§ DATA FOR THIS TASK
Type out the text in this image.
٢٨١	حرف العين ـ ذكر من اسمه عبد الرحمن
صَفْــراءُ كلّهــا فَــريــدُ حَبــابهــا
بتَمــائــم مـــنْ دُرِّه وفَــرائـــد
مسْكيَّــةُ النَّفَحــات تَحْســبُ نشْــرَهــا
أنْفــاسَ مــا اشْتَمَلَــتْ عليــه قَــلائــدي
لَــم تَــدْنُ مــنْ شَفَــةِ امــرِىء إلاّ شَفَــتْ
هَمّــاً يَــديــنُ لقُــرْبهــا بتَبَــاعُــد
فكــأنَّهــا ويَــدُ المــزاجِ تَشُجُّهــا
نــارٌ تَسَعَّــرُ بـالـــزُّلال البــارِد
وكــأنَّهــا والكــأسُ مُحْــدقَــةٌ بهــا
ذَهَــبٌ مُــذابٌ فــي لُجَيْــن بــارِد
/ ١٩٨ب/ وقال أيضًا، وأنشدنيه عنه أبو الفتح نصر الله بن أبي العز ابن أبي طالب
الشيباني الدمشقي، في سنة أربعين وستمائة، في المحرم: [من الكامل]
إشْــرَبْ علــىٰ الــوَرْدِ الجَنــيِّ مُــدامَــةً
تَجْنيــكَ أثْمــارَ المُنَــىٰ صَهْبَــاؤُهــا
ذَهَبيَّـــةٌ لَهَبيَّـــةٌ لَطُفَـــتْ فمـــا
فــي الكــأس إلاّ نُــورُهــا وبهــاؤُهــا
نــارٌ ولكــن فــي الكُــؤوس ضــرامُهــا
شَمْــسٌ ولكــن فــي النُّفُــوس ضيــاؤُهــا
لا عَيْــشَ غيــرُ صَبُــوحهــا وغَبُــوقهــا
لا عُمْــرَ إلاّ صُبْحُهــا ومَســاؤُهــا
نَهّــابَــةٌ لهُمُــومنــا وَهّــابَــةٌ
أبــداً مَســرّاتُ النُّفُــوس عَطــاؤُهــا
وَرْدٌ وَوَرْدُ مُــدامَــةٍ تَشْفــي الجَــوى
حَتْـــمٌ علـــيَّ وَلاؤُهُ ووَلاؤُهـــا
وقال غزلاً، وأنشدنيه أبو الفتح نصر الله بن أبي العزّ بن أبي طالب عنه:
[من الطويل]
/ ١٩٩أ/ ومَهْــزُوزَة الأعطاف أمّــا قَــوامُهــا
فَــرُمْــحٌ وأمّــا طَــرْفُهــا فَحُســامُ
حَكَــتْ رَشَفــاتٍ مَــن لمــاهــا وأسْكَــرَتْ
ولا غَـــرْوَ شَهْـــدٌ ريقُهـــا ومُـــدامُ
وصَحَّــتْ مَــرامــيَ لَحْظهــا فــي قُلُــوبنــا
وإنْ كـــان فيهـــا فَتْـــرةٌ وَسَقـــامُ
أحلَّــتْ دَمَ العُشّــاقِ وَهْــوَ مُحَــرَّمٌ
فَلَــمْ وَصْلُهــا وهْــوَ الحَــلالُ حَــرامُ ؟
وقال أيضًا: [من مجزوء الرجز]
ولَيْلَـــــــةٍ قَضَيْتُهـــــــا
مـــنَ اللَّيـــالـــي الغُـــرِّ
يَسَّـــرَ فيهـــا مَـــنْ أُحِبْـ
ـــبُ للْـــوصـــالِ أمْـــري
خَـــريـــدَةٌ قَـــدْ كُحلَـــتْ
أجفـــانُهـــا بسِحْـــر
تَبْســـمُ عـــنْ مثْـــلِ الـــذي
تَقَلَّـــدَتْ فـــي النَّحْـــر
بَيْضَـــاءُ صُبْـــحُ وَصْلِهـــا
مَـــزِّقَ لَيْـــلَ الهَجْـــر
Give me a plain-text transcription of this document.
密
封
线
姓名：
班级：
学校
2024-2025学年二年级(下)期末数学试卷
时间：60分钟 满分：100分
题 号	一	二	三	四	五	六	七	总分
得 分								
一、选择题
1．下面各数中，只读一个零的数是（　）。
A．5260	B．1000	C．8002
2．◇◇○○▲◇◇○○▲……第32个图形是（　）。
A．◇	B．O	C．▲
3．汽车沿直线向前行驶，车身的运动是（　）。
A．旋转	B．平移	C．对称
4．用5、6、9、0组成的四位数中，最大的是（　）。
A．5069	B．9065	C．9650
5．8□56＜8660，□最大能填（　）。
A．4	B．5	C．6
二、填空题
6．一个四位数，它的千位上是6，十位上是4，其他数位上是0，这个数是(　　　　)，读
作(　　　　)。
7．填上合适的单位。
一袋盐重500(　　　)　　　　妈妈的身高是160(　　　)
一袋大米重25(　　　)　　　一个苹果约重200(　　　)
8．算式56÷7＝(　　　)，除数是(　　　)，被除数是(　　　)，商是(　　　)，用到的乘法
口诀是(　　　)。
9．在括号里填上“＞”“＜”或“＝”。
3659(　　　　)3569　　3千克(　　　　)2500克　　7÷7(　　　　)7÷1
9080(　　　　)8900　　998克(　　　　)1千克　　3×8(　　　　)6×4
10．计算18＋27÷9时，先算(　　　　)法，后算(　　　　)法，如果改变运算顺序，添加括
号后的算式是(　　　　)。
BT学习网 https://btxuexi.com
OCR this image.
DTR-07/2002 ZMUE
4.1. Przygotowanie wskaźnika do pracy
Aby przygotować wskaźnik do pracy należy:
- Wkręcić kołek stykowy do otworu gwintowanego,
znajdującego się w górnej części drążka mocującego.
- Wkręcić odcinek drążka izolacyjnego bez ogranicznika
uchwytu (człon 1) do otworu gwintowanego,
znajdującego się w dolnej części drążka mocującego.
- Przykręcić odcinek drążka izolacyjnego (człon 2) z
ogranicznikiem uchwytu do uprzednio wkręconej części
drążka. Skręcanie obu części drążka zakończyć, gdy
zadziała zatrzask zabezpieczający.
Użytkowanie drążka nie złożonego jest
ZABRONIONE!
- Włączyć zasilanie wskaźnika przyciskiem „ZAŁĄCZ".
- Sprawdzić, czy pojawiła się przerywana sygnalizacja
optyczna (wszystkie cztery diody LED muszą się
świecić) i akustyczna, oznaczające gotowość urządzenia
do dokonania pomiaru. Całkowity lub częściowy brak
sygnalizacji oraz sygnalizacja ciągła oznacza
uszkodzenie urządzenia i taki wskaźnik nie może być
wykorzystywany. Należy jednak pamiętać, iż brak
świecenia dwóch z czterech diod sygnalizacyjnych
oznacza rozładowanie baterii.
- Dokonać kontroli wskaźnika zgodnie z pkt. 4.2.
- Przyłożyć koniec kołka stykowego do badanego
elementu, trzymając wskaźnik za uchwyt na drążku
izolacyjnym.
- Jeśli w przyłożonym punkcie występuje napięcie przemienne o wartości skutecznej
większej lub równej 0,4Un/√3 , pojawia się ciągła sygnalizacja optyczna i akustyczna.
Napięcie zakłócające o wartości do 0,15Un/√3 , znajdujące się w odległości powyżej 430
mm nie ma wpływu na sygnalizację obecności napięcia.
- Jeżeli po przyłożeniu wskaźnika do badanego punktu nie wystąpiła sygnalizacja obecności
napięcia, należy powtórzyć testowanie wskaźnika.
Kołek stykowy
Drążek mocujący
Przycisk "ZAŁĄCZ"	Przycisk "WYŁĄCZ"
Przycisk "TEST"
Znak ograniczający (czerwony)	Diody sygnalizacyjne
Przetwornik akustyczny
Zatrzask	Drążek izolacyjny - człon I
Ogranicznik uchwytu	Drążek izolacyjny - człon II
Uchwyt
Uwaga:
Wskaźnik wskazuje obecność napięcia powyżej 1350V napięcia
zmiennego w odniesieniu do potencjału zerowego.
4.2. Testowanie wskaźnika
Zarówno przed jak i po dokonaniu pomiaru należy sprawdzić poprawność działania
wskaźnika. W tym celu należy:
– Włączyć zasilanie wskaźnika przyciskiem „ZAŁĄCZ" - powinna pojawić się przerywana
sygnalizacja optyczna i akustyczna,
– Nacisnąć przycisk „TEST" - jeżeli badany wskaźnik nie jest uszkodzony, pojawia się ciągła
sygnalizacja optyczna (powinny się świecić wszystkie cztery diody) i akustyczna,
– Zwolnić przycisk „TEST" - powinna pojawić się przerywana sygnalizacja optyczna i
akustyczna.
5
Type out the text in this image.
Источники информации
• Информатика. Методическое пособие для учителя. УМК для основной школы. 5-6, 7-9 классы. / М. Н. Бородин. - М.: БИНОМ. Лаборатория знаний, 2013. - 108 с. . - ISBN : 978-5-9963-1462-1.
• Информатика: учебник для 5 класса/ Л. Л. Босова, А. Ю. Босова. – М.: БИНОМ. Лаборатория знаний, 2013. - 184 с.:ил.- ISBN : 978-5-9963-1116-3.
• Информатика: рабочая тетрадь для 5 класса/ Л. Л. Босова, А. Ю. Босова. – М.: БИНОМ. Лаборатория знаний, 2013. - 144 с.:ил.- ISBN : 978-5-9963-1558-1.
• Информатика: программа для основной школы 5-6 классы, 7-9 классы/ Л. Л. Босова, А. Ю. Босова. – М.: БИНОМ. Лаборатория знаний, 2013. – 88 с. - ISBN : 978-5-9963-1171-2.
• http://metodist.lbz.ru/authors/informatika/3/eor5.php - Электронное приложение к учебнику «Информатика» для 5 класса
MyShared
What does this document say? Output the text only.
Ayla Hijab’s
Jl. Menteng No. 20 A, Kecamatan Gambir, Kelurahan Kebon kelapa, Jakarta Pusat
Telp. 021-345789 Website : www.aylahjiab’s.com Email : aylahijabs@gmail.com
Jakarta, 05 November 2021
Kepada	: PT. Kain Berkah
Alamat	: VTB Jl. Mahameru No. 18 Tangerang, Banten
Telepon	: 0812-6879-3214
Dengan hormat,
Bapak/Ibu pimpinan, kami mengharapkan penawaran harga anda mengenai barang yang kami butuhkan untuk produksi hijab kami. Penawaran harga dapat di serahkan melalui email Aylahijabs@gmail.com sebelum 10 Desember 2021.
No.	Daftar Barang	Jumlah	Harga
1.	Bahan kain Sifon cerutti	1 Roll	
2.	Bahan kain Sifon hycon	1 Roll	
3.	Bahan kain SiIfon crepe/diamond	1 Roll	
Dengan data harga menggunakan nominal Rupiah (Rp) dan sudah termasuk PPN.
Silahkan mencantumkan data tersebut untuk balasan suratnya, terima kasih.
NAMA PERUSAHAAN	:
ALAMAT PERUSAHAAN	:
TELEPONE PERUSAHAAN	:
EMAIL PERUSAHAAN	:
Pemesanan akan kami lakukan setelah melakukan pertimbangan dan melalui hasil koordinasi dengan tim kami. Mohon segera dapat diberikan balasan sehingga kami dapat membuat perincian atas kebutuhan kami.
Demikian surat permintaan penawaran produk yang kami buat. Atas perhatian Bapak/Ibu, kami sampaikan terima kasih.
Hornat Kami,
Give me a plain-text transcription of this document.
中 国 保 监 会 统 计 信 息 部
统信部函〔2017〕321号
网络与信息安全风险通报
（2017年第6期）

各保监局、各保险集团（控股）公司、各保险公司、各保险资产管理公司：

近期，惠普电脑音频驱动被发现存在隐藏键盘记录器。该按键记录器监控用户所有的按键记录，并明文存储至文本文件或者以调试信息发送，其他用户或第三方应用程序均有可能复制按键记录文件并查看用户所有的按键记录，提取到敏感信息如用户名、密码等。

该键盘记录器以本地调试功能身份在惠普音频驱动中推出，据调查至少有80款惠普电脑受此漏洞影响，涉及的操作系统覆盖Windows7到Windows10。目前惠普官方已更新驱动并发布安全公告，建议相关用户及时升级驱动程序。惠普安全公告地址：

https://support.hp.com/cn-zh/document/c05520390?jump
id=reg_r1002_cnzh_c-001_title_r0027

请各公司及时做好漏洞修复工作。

§ WORK INSTRUCTIONS
Return exactly the lines from the one containing "What does this" to the last line of the data, and nothing more.

§ FULL SOLUTION
What does this document say? Output the text only.
Ayla Hijab’s
Jl. Menteng No. 20 A, Kecamatan Gambir, Kelurahan Kebon kelapa, Jakarta Pusat
Telp. 021-345789 Website : www.aylahjiab’s.com Email : aylahijabs@gmail.com
Jakarta, 05 November 2021
Kepada	: PT. Kain Berkah
Alamat	: VTB Jl. Mahameru No. 18 Tangerang, Banten
Telepon	: 0812-6879-3214
Dengan hormat,
Bapak/Ibu pimpinan, kami mengharapkan penawaran harga anda mengenai barang yang kami butuhkan untuk produksi hijab kami. Penawaran harga dapat di serahkan melalui email Aylahijabs@gmail.com sebelum 10 Desember 2021.
No.	Daftar Barang	Jumlah	Harga
1.	Bahan kain Sifon cerutti	1 Roll	
2.	Bahan kain Sifon hycon	1 Roll	
3.	Bahan kain SiIfon crepe/diamond	1 Roll	
Dengan data harga menggunakan nominal Rupiah (Rp) dan sudah termasuk PPN.
Silahkan mencantumkan data tersebut untuk balasan suratnya, terima kasih.
NAMA PERUSAHAAN	:
ALAMAT PERUSAHAAN	:
TELEPONE PERUSAHAAN	:
EMAIL PERUSAHAAN	:
Pemesanan akan kami lakukan setelah melakukan pertimbangan dan melalui hasil koordinasi dengan tim kami. Mohon segera dapat diberikan balasan sehingga kami dapat membuat perincian atas kebutuhan kami.
Demikian surat permintaan penawaran produk yang kami buat. Atas perhatian Bapak/Ibu, kami sampaikan terima kasih.
Hornat Kami,
Give me a plain-text transcription of this document.
中 国 保 监 会 统 计 信 息 部
统信部函〔2017〕321号
网络与信息安全风险通报
（2017年第6期）

各保监局、各保险集团（控股）公司、各保险公司、各保险资产管理公司：

近期，惠普电脑音频驱动被发现存在隐藏键盘记录器。该按键记录器监控用户所有的按键记录，并明文存储至文本文件或者以调试信息发送，其他用户或第三方应用程序均有可能复制按键记录文件并查看用户所有的按键记录，提取到敏感信息如用户名、密码等。

该键盘记录器以本地调试功能身份在惠普音频驱动中推出，据调查至少有80款惠普电脑受此漏洞影响，涉及的操作系统覆盖Windows7到Windows10。目前惠普官方已更新驱动并发布安全公告，建议相关用户及时升级驱动程序。惠普安全公告地址：

https://support.hp.com/cn-zh/document/c05520390?jump
id=reg_r1002_cnzh_c-001_title_r0027

请各公司及时做好漏洞修复工作。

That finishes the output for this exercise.